◆ Short task: Search the material below for the string "Midlands" and extract each line that has it.
* Start *
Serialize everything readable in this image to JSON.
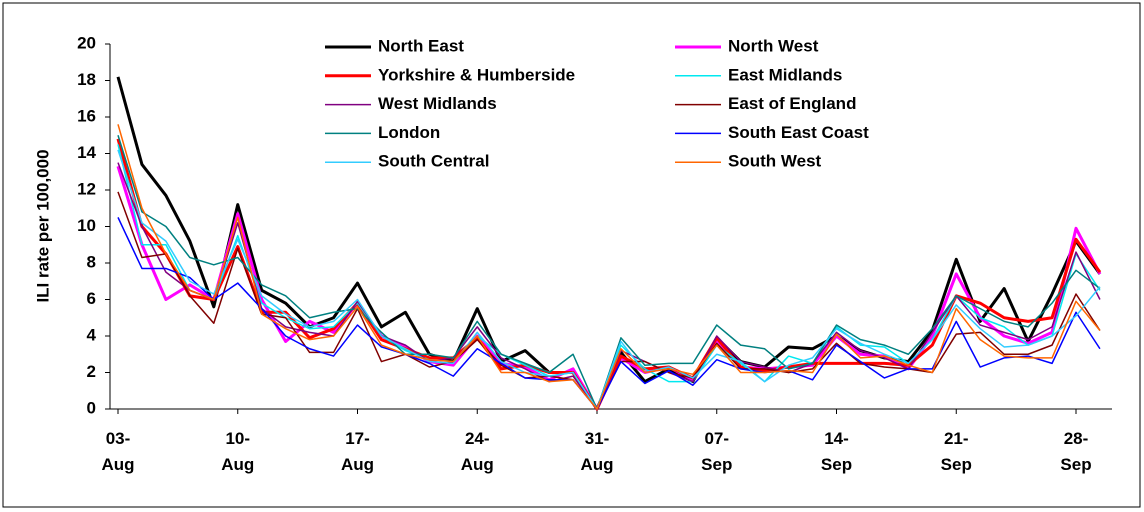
{
  "chart_data": {
    "type": "line",
    "y_label": "ILI rate per 100,000",
    "categories": [
      "03-Aug",
      null,
      null,
      null,
      null,
      "10-Aug",
      null,
      null,
      null,
      null,
      "17-Aug",
      null,
      null,
      null,
      null,
      "24-Aug",
      null,
      null,
      null,
      null,
      "31-Aug",
      null,
      null,
      null,
      null,
      "07-Sep",
      null,
      null,
      null,
      null,
      "14-Sep",
      null,
      null,
      null,
      null,
      "21-Sep",
      null,
      null,
      null,
      null,
      "28-Sep",
      null
    ],
    "ylim": [
      0,
      20
    ],
    "yticks": [
      0,
      2,
      4,
      6,
      8,
      10,
      12,
      14,
      16,
      18,
      20
    ],
    "series": [
      {
        "name": "North East",
        "color": "#000000",
        "width": 3,
        "values": [
          18.2,
          13.4,
          11.7,
          9.2,
          5.6,
          11.2,
          6.5,
          5.8,
          4.5,
          5.0,
          6.9,
          4.5,
          5.3,
          3.0,
          2.6,
          5.5,
          2.6,
          3.2,
          2.0,
          2.0,
          0,
          3.1,
          1.5,
          2.2,
          1.5,
          3.9,
          2.6,
          2.3,
          3.4,
          3.3,
          4.0,
          3.2,
          2.8,
          2.6,
          4.3,
          8.2,
          4.8,
          6.6,
          3.7,
          6.3,
          9.2,
          7.4
        ]
      },
      {
        "name": "North West",
        "color": "#ff00ff",
        "width": 3,
        "values": [
          13.3,
          9.0,
          6.0,
          6.8,
          6.0,
          10.7,
          6.0,
          3.7,
          4.8,
          4.2,
          5.8,
          4.0,
          3.4,
          2.6,
          2.4,
          4.0,
          2.5,
          2.3,
          1.6,
          2.2,
          0,
          2.8,
          2.0,
          2.3,
          1.6,
          3.8,
          2.3,
          2.2,
          2.3,
          2.4,
          4.0,
          3.0,
          2.9,
          2.2,
          4.0,
          7.4,
          5.0,
          4.0,
          3.6,
          4.2,
          9.9,
          7.4
        ]
      },
      {
        "name": "Yorkshire & Humberside",
        "color": "#ff0000",
        "width": 3,
        "values": [
          14.8,
          10.0,
          8.5,
          6.2,
          6.0,
          8.9,
          5.3,
          5.3,
          3.9,
          4.4,
          5.8,
          3.8,
          3.3,
          2.8,
          2.8,
          3.9,
          2.2,
          2.4,
          2.0,
          2.0,
          0,
          2.9,
          2.2,
          2.3,
          1.7,
          3.9,
          2.3,
          2.1,
          2.3,
          2.5,
          2.5,
          2.5,
          2.5,
          2.4,
          3.5,
          6.2,
          5.8,
          5.0,
          4.8,
          5.0,
          9.3,
          7.5
        ]
      },
      {
        "name": "East Midlands",
        "color": "#00e8f0",
        "width": 1.5,
        "values": [
          14.5,
          9.0,
          9.0,
          6.5,
          6.0,
          9.5,
          5.8,
          5.0,
          4.4,
          4.5,
          5.8,
          4.0,
          3.2,
          2.7,
          2.6,
          4.0,
          3.0,
          2.4,
          1.8,
          2.0,
          0,
          3.5,
          2.2,
          1.5,
          1.5,
          3.5,
          2.5,
          1.5,
          2.9,
          2.5,
          4.5,
          3.5,
          3.4,
          2.5,
          3.8,
          6.2,
          5.0,
          4.5,
          3.5,
          4.0,
          8.5,
          6.5
        ]
      },
      {
        "name": "West Midlands",
        "color": "#800080",
        "width": 1.5,
        "values": [
          13.5,
          10.0,
          7.5,
          6.5,
          6.0,
          10.2,
          5.5,
          4.5,
          4.2,
          4.0,
          5.9,
          4.0,
          3.5,
          2.6,
          2.8,
          4.5,
          2.8,
          2.2,
          1.5,
          1.8,
          0,
          3.2,
          2.6,
          2.0,
          1.5,
          4.0,
          2.6,
          2.3,
          2.0,
          2.5,
          4.2,
          3.2,
          2.8,
          2.2,
          4.2,
          6.2,
          4.6,
          4.2,
          3.8,
          4.5,
          8.6,
          6.0
        ]
      },
      {
        "name": "East of England",
        "color": "#800000",
        "width": 1.5,
        "values": [
          11.9,
          8.3,
          8.5,
          6.2,
          4.7,
          8.8,
          5.2,
          5.0,
          3.1,
          3.1,
          5.5,
          2.6,
          3.0,
          2.3,
          2.6,
          3.8,
          2.4,
          1.7,
          1.8,
          1.6,
          0,
          2.6,
          2.6,
          2.0,
          1.7,
          3.6,
          2.2,
          2.2,
          2.0,
          2.2,
          3.6,
          2.5,
          2.3,
          2.2,
          2.0,
          4.1,
          4.2,
          3.0,
          3.0,
          3.5,
          6.3,
          4.3
        ]
      },
      {
        "name": "London",
        "color": "#008080",
        "width": 1.5,
        "values": [
          15.0,
          10.8,
          10.0,
          8.3,
          7.9,
          8.3,
          6.8,
          6.2,
          5.0,
          5.3,
          5.5,
          4.2,
          3.0,
          3.0,
          2.8,
          4.8,
          3.0,
          2.5,
          2.0,
          3.0,
          0,
          3.9,
          2.4,
          2.5,
          2.5,
          4.6,
          3.5,
          3.3,
          2.2,
          2.5,
          4.6,
          3.8,
          3.5,
          3.0,
          4.4,
          6.2,
          5.5,
          4.8,
          4.5,
          5.8,
          7.6,
          6.6
        ]
      },
      {
        "name": "South East Coast",
        "color": "#0000ff",
        "width": 1.5,
        "values": [
          10.5,
          7.7,
          7.7,
          7.2,
          6.0,
          6.9,
          5.5,
          4.0,
          3.3,
          2.9,
          4.6,
          3.4,
          3.0,
          2.5,
          1.8,
          3.3,
          2.5,
          1.7,
          1.6,
          1.6,
          0,
          2.6,
          1.4,
          2.1,
          1.3,
          2.7,
          2.2,
          2.0,
          2.1,
          1.6,
          3.5,
          2.6,
          1.7,
          2.2,
          2.2,
          4.8,
          2.3,
          2.8,
          2.9,
          2.5,
          5.3,
          3.3
        ]
      },
      {
        "name": "South Central",
        "color": "#33ccff",
        "width": 1.5,
        "values": [
          14.2,
          10.2,
          9.2,
          7.0,
          6.3,
          9.3,
          6.2,
          5.2,
          4.5,
          4.8,
          6.0,
          4.0,
          3.3,
          2.6,
          2.5,
          4.2,
          2.6,
          2.0,
          1.8,
          2.0,
          0,
          3.7,
          2.0,
          2.3,
          1.7,
          3.0,
          2.6,
          1.5,
          2.4,
          2.8,
          4.4,
          3.6,
          3.0,
          2.5,
          3.8,
          5.7,
          4.4,
          3.4,
          3.5,
          4.0,
          5.1,
          6.7
        ]
      },
      {
        "name": "South West",
        "color": "#ff6600",
        "width": 1.5,
        "values": [
          15.6,
          11.0,
          8.5,
          6.5,
          6.0,
          10.5,
          5.2,
          4.4,
          3.8,
          4.0,
          5.6,
          3.5,
          3.0,
          2.7,
          2.6,
          4.0,
          2.0,
          2.0,
          1.5,
          1.6,
          0,
          3.3,
          2.0,
          2.2,
          1.9,
          3.5,
          2.0,
          2.0,
          2.1,
          2.0,
          4.1,
          2.8,
          2.9,
          2.4,
          2.0,
          5.5,
          3.8,
          2.9,
          2.8,
          2.8,
          5.9,
          4.3
        ]
      }
    ]
  }
}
* End *
◆ Expected answer:
        "name": "East Midlands",
        "name": "West Midlands",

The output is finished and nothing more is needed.